[Given request]
Single out each line with the word "color" and copy it.

[Items]
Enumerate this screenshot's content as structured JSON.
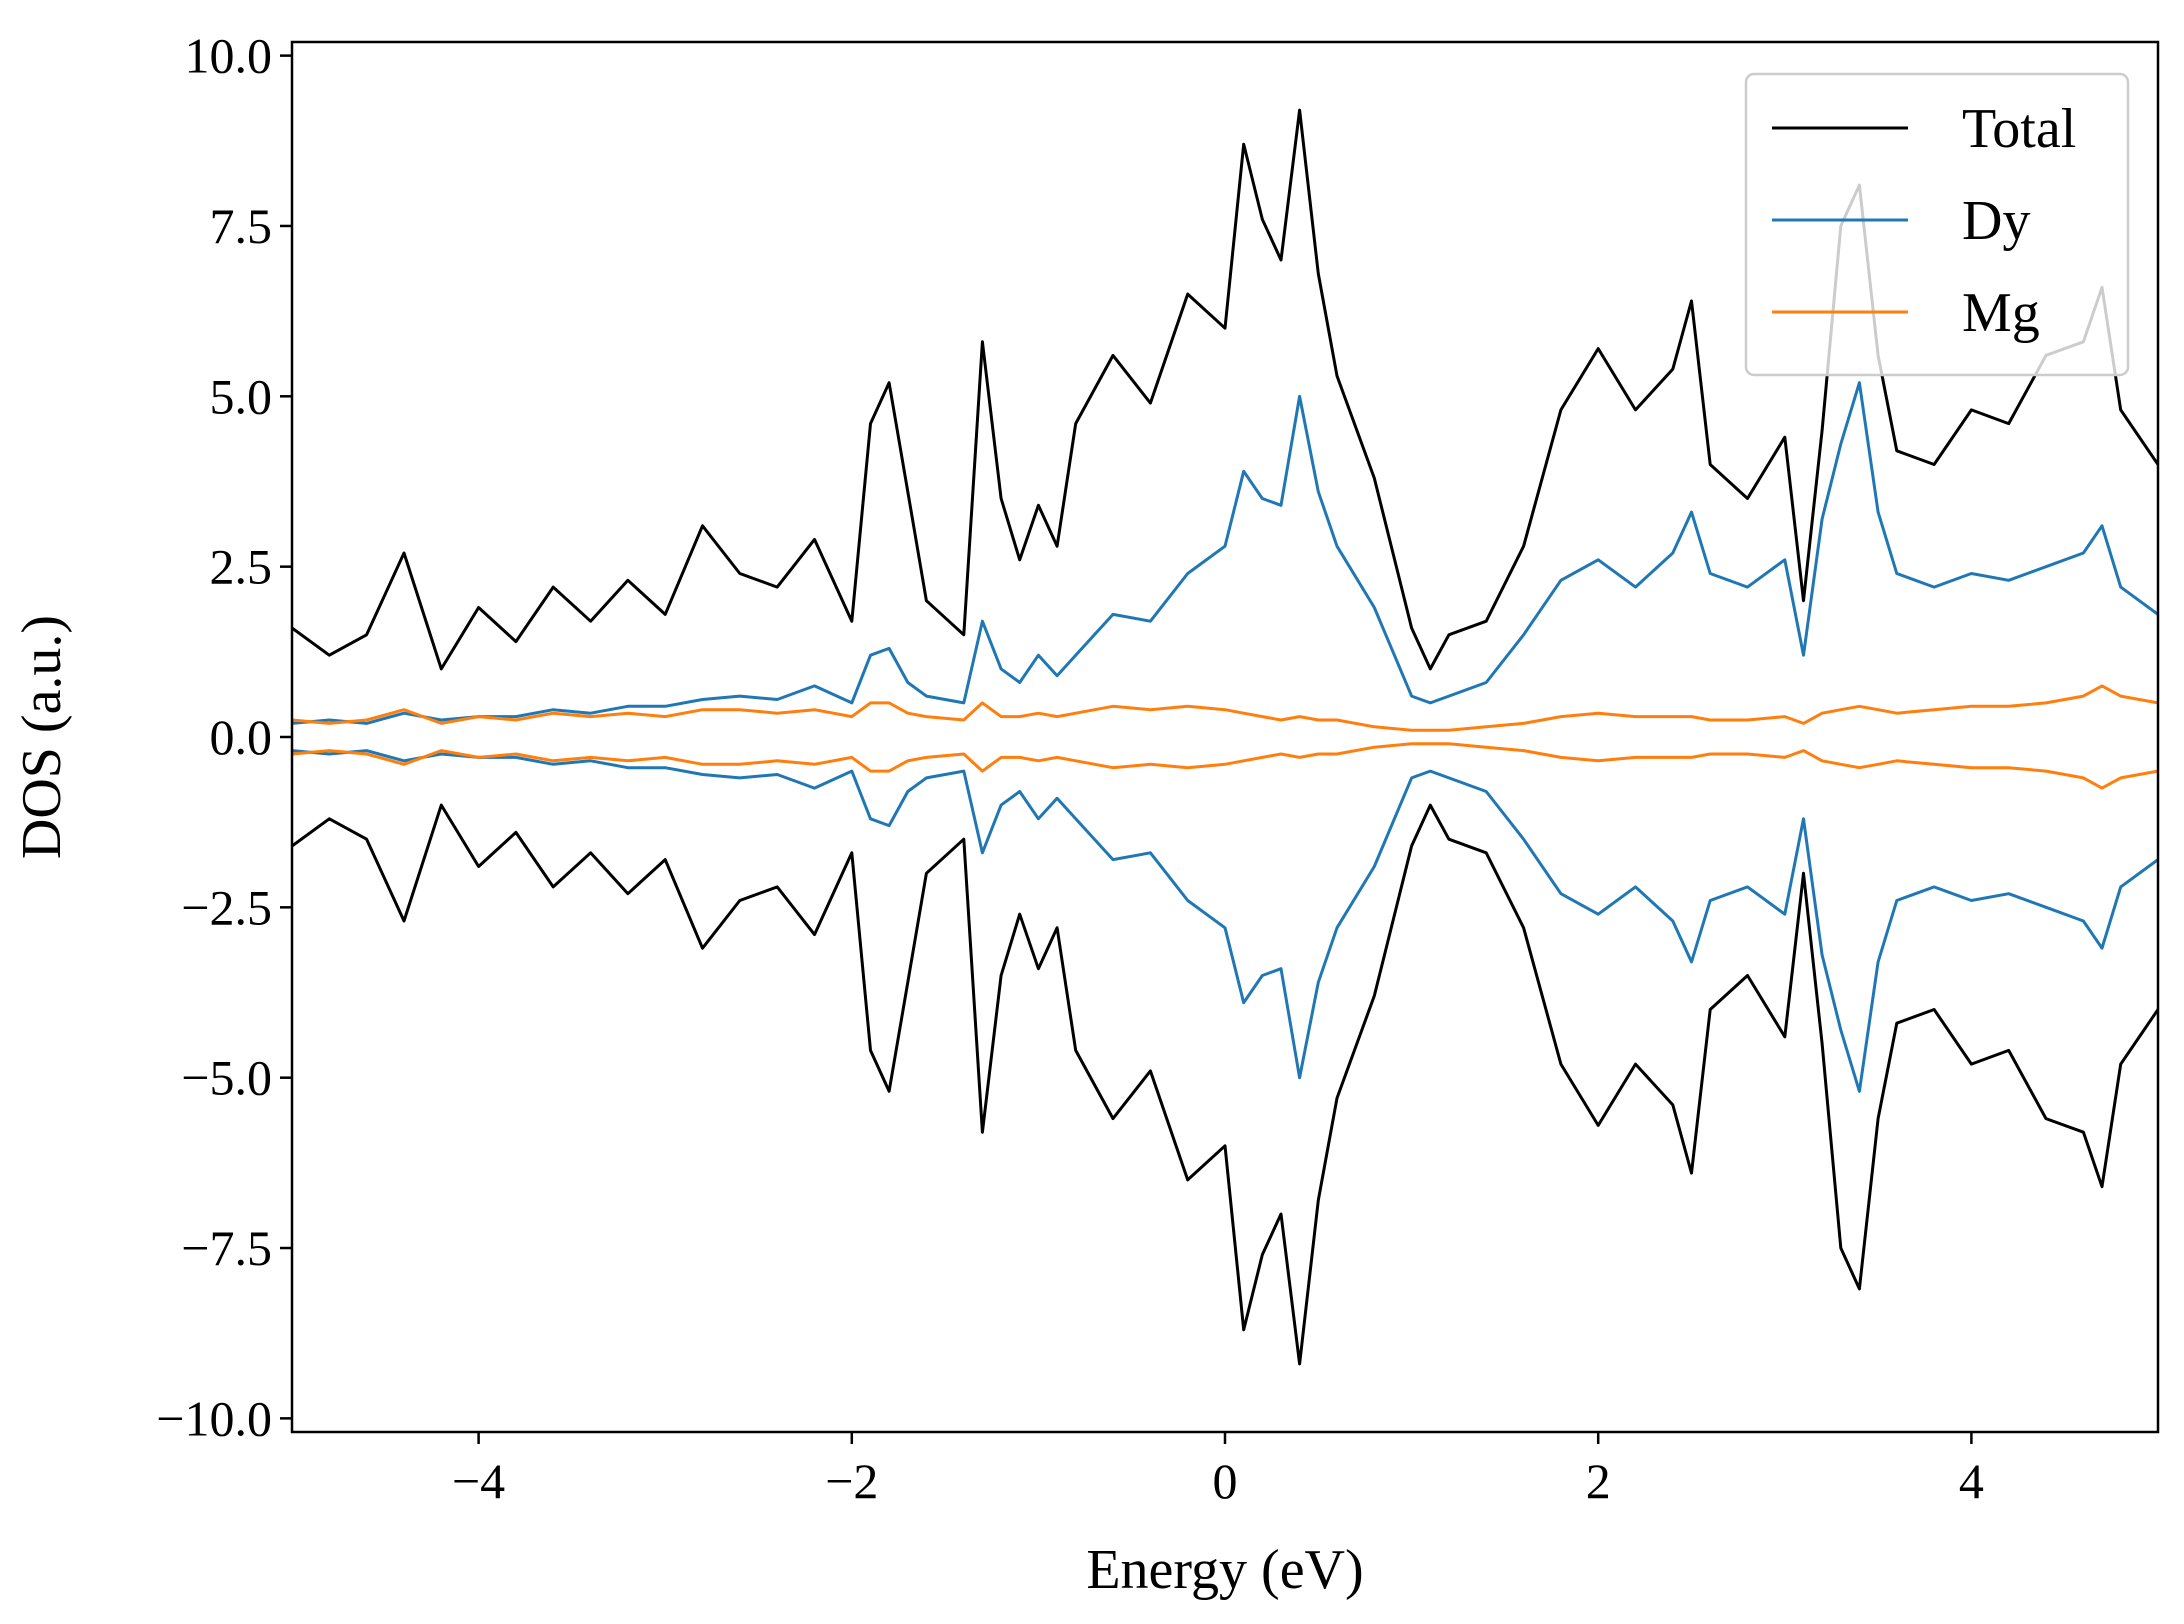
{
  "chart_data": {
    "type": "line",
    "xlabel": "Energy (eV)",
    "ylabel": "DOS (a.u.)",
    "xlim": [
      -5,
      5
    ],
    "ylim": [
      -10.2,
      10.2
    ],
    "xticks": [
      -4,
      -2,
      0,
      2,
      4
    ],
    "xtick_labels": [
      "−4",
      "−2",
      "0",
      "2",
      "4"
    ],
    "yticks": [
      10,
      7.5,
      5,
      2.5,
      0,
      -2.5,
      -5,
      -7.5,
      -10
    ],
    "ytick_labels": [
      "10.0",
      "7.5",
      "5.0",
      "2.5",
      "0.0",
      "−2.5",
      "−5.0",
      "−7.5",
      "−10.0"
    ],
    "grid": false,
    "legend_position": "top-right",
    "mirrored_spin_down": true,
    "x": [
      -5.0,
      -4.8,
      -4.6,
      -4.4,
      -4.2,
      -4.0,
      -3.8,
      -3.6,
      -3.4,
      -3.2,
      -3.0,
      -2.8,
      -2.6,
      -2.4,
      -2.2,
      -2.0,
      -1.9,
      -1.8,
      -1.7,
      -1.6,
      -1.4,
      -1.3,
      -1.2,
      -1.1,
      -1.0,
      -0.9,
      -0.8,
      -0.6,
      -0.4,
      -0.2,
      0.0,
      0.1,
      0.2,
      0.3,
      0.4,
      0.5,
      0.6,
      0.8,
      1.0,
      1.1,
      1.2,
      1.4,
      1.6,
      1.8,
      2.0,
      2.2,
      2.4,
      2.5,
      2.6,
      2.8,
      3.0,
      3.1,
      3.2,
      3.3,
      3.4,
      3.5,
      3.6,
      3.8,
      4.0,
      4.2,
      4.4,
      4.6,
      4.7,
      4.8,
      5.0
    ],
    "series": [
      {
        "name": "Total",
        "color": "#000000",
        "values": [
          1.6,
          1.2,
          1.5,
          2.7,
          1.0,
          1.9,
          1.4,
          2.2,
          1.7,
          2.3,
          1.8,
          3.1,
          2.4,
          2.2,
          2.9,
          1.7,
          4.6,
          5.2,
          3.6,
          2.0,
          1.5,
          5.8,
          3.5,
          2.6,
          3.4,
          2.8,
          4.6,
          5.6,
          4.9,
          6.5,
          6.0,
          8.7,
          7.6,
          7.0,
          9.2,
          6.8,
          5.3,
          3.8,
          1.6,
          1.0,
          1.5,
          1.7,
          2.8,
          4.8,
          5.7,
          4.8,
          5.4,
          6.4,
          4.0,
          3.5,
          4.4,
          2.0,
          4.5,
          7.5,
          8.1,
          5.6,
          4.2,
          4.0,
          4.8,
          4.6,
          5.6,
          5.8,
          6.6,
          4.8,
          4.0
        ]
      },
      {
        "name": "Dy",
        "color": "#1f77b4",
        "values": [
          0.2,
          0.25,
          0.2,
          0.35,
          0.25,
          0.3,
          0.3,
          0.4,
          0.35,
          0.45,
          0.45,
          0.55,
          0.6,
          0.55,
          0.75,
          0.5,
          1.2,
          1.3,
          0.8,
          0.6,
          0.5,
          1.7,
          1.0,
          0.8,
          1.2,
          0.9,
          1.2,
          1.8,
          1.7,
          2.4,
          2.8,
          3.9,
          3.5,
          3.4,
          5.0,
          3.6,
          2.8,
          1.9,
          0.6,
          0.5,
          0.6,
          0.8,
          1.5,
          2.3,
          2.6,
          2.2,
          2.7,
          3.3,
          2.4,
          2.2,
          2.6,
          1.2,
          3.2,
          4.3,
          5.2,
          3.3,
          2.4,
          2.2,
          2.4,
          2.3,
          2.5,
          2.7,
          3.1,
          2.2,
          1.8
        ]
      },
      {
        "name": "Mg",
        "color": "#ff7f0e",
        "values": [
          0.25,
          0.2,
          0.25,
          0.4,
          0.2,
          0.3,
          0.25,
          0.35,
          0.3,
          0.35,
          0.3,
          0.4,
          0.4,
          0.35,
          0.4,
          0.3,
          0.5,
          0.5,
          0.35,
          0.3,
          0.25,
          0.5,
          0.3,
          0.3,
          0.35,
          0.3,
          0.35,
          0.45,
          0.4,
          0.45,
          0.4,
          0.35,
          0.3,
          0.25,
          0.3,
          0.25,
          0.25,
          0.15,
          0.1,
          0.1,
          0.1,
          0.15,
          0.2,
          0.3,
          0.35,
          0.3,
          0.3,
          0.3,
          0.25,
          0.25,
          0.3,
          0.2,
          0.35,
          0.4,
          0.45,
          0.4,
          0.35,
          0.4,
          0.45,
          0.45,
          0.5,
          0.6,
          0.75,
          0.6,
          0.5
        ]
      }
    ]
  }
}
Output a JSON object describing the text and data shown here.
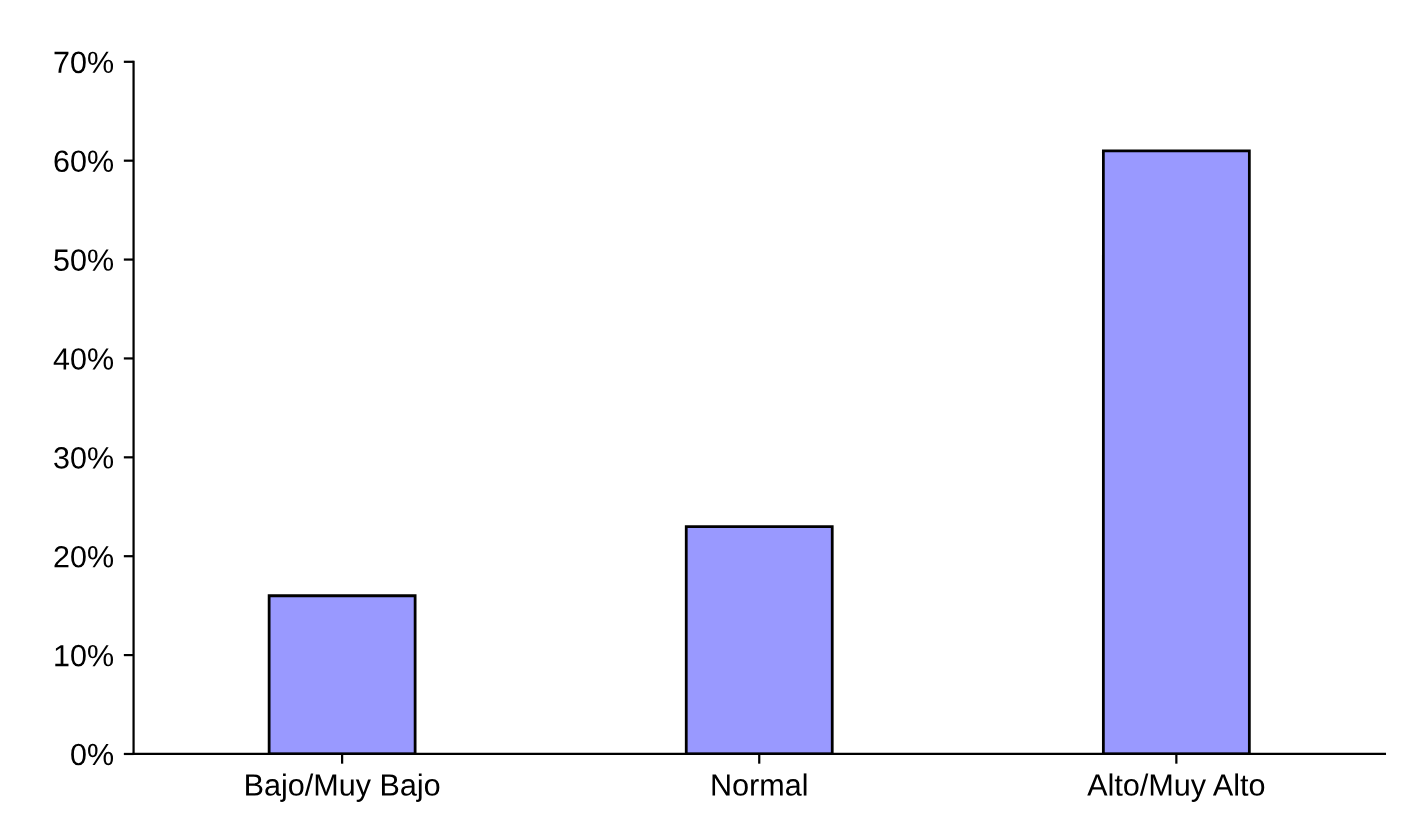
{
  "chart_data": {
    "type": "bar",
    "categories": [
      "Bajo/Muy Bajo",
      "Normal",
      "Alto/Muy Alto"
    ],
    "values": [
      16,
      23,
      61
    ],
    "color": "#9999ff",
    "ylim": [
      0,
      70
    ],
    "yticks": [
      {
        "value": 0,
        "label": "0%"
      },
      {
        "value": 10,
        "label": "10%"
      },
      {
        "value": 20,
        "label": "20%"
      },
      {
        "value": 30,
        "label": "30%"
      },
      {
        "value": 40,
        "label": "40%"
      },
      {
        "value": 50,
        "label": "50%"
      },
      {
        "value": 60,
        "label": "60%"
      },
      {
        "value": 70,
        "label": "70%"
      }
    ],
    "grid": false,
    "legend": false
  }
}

[Exercise output]
        "color": "#000000",
        "color": "#1f77b4",
        "color": "#ff7f0e",
    "color": "#9999ff",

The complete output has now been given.